* Begin Dataset content *

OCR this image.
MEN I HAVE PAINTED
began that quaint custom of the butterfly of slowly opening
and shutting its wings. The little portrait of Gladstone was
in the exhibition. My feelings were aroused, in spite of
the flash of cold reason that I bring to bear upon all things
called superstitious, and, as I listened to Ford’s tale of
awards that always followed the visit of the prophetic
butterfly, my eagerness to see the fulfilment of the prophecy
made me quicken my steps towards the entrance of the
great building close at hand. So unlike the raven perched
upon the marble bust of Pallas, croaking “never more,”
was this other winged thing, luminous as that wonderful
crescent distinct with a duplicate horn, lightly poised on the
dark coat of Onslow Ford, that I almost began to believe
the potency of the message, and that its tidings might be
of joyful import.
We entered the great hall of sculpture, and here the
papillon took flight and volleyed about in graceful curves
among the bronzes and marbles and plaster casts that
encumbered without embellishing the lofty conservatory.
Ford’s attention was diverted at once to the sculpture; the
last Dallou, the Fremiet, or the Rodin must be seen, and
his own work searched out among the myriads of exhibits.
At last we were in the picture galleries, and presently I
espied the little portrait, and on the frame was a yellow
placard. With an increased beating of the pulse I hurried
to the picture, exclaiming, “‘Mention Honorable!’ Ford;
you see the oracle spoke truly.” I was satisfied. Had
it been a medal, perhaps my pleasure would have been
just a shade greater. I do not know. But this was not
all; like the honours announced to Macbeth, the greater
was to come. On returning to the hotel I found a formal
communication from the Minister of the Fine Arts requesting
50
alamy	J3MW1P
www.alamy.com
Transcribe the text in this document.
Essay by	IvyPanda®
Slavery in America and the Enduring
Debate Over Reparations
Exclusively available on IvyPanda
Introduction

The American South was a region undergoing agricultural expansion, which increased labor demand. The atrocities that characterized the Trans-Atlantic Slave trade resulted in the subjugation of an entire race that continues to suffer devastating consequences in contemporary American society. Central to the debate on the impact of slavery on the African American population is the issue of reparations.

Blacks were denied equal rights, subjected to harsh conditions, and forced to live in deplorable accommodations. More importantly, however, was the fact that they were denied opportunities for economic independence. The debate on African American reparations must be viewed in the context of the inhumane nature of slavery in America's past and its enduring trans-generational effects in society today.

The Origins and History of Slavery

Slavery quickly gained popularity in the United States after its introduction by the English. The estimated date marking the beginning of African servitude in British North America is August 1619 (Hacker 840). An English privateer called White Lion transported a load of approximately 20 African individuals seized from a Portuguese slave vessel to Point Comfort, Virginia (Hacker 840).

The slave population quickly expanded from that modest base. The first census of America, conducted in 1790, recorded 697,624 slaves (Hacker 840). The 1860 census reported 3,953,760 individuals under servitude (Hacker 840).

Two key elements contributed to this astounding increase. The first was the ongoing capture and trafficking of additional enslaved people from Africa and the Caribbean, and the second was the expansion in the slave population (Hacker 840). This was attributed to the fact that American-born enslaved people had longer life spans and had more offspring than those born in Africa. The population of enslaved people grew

* End Dataset content *

Your goal — Extract each entry in full and write it down exactly.

Correct output —
OCR this image.
MEN I HAVE PAINTED
began that quaint custom of the butterfly of slowly opening
and shutting its wings. The little portrait of Gladstone was
in the exhibition. My feelings were aroused, in spite of
the flash of cold reason that I bring to bear upon all things
called superstitious, and, as I listened to Ford’s tale of
awards that always followed the visit of the prophetic
butterfly, my eagerness to see the fulfilment of the prophecy
made me quicken my steps towards the entrance of the
great building close at hand. So unlike the raven perched
upon the marble bust of Pallas, croaking “never more,”
was this other winged thing, luminous as that wonderful
crescent distinct with a duplicate horn, lightly poised on the
dark coat of Onslow Ford, that I almost began to believe
the potency of the message, and that its tidings might be
of joyful import.
We entered the great hall of sculpture, and here the
papillon took flight and volleyed about in graceful curves
among the bronzes and marbles and plaster casts that
encumbered without embellishing the lofty conservatory.
Ford’s attention was diverted at once to the sculpture; the
last Dallou, the Fremiet, or the Rodin must be seen, and
his own work searched out among the myriads of exhibits.
At last we were in the picture galleries, and presently I
espied the little portrait, and on the frame was a yellow
placard. With an increased beating of the pulse I hurried
to the picture, exclaiming, “‘Mention Honorable!’ Ford;
you see the oracle spoke truly.” I was satisfied. Had
it been a medal, perhaps my pleasure would have been
just a shade greater. I do not know. But this was not
all; like the honours announced to Macbeth, the greater
was to come. On returning to the hotel I found a formal
communication from the Minister of the Fine Arts requesting
50
alamy	J3MW1P
www.alamy.com
Transcribe the text in this document.
Essay by	IvyPanda®
Slavery in America and the Enduring
Debate Over Reparations
Exclusively available on IvyPanda
Introduction

The American South was a region undergoing agricultural expansion, which increased labor demand. The atrocities that characterized the Trans-Atlantic Slave trade resulted in the subjugation of an entire race that continues to suffer devastating consequences in contemporary American society. Central to the debate on the impact of slavery on the African American population is the issue of reparations.

Blacks were denied equal rights, subjected to harsh conditions, and forced to live in deplorable accommodations. More importantly, however, was the fact that they were denied opportunities for economic independence. The debate on African American reparations must be viewed in the context of the inhumane nature of slavery in America's past and its enduring trans-generational effects in society today.

The Origins and History of Slavery

Slavery quickly gained popularity in the United States after its introduction by the English. The estimated date marking the beginning of African servitude in British North America is August 1619 (Hacker 840). An English privateer called White Lion transported a load of approximately 20 African individuals seized from a Portuguese slave vessel to Point Comfort, Virginia (Hacker 840).

The slave population quickly expanded from that modest base. The first census of America, conducted in 1790, recorded 697,624 slaves (Hacker 840). The 1860 census reported 3,953,760 individuals under servitude (Hacker 840).

Two key elements contributed to this astounding increase. The first was the ongoing capture and trafficking of additional enslaved people from Africa and the Caribbean, and the second was the expansion in the slave population (Hacker 840). This was attributed to the fact that American-born enslaved people had longer life spans and had more offspring than those born in Africa. The population of enslaved people grew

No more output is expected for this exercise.